# AVAILABLE RECORDS
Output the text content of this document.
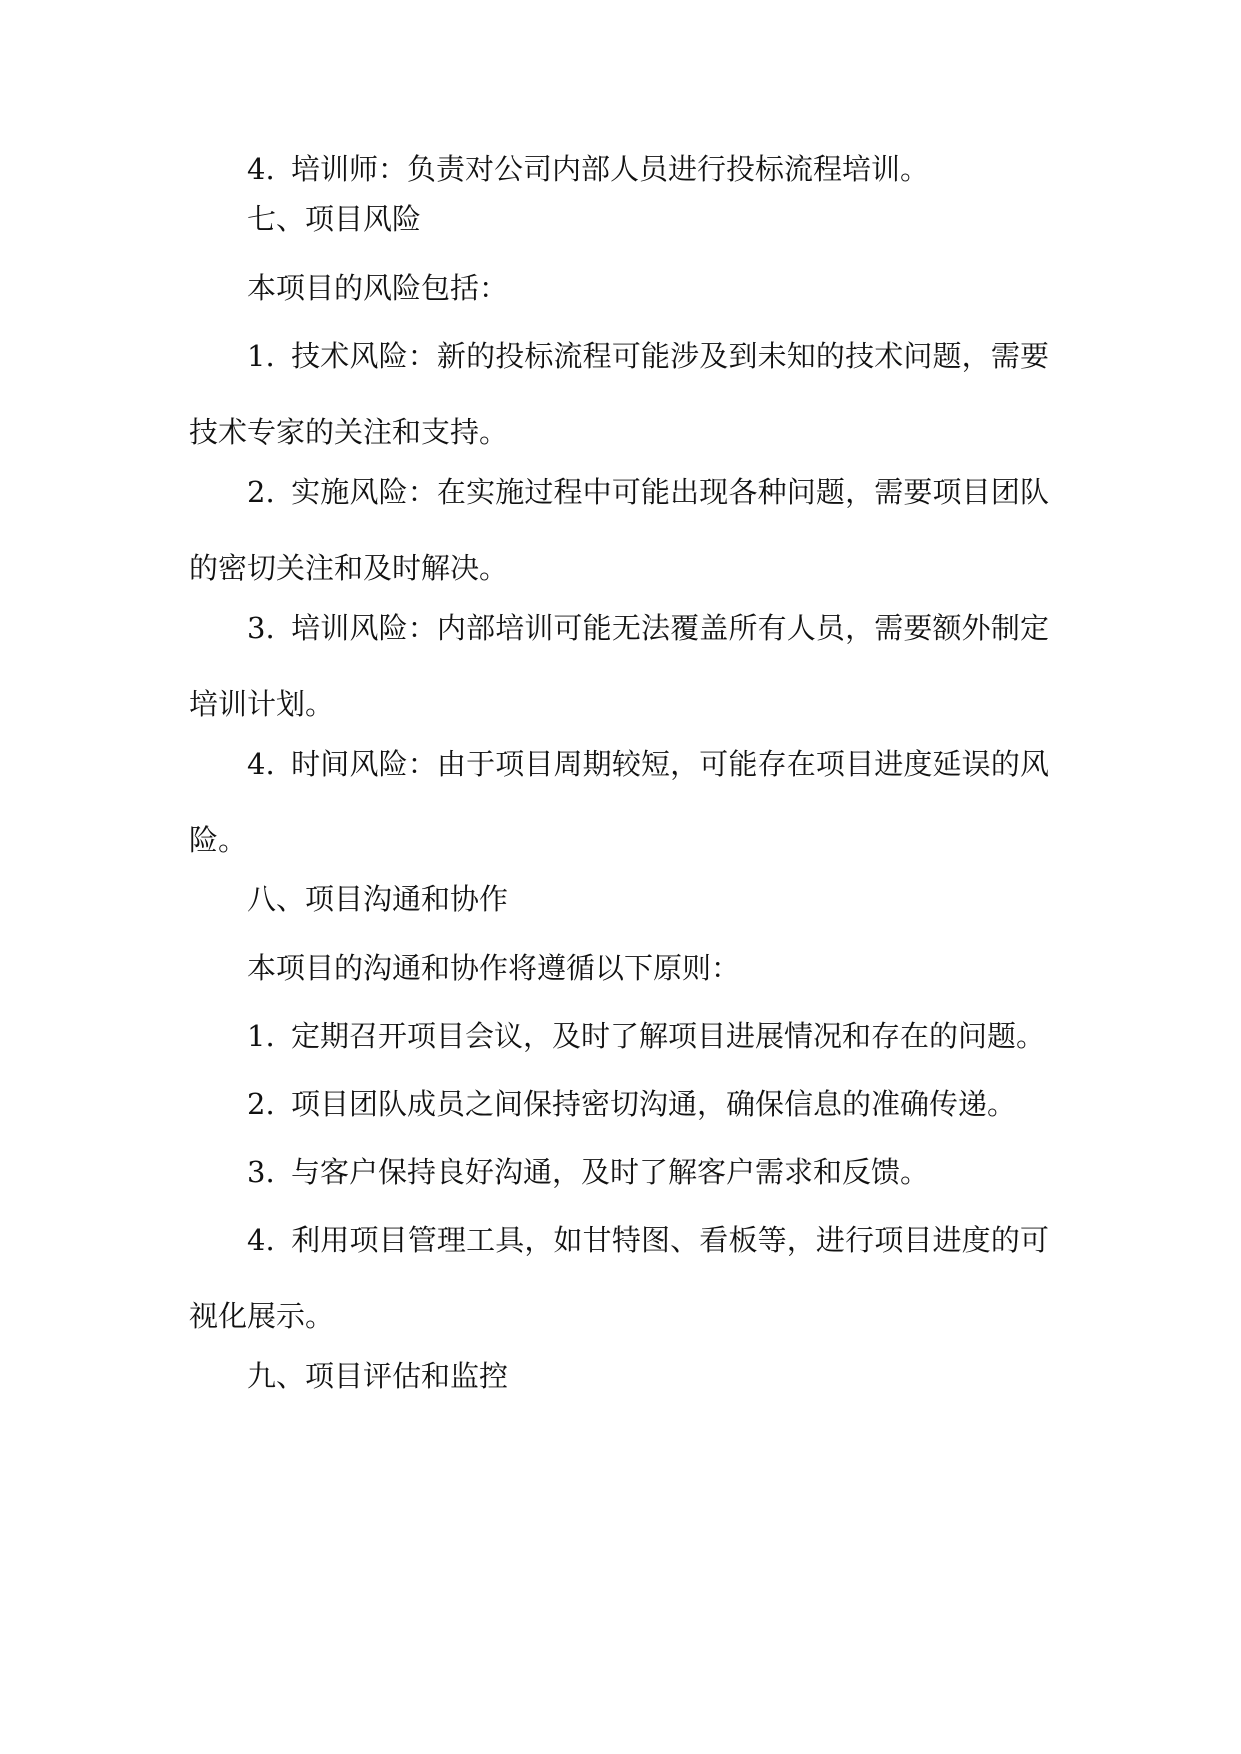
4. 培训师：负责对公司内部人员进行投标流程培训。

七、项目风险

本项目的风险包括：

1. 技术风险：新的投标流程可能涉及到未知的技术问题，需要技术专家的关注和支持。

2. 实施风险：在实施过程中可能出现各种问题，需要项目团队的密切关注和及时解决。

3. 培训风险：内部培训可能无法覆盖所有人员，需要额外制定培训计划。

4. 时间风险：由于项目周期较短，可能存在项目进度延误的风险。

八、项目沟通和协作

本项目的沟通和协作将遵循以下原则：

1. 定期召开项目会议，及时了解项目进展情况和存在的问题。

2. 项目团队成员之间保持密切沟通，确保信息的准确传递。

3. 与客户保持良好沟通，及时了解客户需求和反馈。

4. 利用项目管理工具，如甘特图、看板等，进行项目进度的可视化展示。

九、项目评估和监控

# WORK INSTRUCTIONS
Using the material above, set down every line exactly, but skip the pictures.

# ANSWER TO THE PROBLEM
Output the text content of this document.
4. 培训师：负责对公司内部人员进行投标流程培训。

七、项目风险

本项目的风险包括：

1. 技术风险：新的投标流程可能涉及到未知的技术问题，需要技术专家的关注和支持。

2. 实施风险：在实施过程中可能出现各种问题，需要项目团队的密切关注和及时解决。

3. 培训风险：内部培训可能无法覆盖所有人员，需要额外制定培训计划。

4. 时间风险：由于项目周期较短，可能存在项目进度延误的风险。

八、项目沟通和协作

本项目的沟通和协作将遵循以下原则：

1. 定期召开项目会议，及时了解项目进展情况和存在的问题。

2. 项目团队成员之间保持密切沟通，确保信息的准确传递。

3. 与客户保持良好沟通，及时了解客户需求和反馈。

4. 利用项目管理工具，如甘特图、看板等，进行项目进度的可视化展示。

九、项目评估和监控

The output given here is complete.